=== TASK PROMPT ===
Count every line of these entries that holds the word "this", and reply with the number only.

[Begin GIVEN RECORDS]

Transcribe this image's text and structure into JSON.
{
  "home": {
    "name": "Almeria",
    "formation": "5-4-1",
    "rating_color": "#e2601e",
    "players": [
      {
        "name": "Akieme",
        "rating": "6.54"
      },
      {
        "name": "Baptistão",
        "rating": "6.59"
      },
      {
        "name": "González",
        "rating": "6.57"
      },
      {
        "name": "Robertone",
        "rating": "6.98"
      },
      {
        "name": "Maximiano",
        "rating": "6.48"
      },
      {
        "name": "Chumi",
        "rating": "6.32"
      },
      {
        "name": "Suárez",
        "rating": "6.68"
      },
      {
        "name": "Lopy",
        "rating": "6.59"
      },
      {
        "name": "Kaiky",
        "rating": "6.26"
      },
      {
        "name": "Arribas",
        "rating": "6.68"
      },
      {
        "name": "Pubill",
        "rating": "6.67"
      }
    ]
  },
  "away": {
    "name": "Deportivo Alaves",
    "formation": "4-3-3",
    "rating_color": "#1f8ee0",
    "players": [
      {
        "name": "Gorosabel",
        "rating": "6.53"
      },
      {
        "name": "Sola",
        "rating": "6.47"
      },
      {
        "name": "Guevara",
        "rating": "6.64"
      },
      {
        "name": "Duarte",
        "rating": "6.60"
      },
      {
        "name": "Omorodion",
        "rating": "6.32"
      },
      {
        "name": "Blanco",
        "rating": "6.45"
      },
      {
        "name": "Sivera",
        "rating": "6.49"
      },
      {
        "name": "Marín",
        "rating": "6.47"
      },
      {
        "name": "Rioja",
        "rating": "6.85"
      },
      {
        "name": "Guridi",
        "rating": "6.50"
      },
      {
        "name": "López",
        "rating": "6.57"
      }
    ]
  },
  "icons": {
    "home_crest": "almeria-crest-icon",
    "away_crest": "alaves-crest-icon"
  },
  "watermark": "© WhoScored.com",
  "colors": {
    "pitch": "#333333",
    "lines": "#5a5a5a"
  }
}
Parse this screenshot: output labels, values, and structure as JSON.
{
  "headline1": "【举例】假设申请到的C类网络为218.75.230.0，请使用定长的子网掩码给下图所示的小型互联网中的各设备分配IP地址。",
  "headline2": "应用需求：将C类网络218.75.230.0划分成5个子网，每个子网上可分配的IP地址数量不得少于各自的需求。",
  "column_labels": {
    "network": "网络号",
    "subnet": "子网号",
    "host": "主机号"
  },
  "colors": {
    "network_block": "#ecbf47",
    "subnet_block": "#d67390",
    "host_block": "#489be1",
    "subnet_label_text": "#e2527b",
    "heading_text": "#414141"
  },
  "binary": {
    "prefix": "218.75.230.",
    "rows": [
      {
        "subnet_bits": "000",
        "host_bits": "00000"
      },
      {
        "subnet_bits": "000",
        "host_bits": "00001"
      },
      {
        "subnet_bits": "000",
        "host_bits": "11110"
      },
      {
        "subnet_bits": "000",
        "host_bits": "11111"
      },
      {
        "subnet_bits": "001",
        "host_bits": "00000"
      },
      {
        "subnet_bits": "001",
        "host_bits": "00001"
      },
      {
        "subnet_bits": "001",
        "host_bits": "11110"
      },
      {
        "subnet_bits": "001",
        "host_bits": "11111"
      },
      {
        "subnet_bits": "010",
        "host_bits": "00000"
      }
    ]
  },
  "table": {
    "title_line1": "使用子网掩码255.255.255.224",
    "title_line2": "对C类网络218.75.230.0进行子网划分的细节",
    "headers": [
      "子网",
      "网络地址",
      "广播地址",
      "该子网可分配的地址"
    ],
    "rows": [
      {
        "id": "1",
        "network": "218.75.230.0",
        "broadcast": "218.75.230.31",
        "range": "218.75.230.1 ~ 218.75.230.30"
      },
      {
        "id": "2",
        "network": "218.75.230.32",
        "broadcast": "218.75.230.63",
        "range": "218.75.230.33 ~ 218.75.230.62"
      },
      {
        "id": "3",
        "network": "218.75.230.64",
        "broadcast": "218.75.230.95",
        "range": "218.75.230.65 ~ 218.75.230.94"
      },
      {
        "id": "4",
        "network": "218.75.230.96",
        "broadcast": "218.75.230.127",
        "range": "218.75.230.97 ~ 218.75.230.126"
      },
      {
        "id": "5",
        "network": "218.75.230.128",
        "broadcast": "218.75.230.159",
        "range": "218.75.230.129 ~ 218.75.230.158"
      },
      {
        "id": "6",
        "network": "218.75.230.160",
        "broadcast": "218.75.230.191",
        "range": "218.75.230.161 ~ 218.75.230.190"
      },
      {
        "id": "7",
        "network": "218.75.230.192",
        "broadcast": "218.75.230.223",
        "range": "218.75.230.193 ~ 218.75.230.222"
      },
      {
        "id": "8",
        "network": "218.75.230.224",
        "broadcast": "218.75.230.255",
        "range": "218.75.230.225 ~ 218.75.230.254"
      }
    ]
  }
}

[End GIVEN RECORDS]

=== WRITTEN RESPONSE ===
2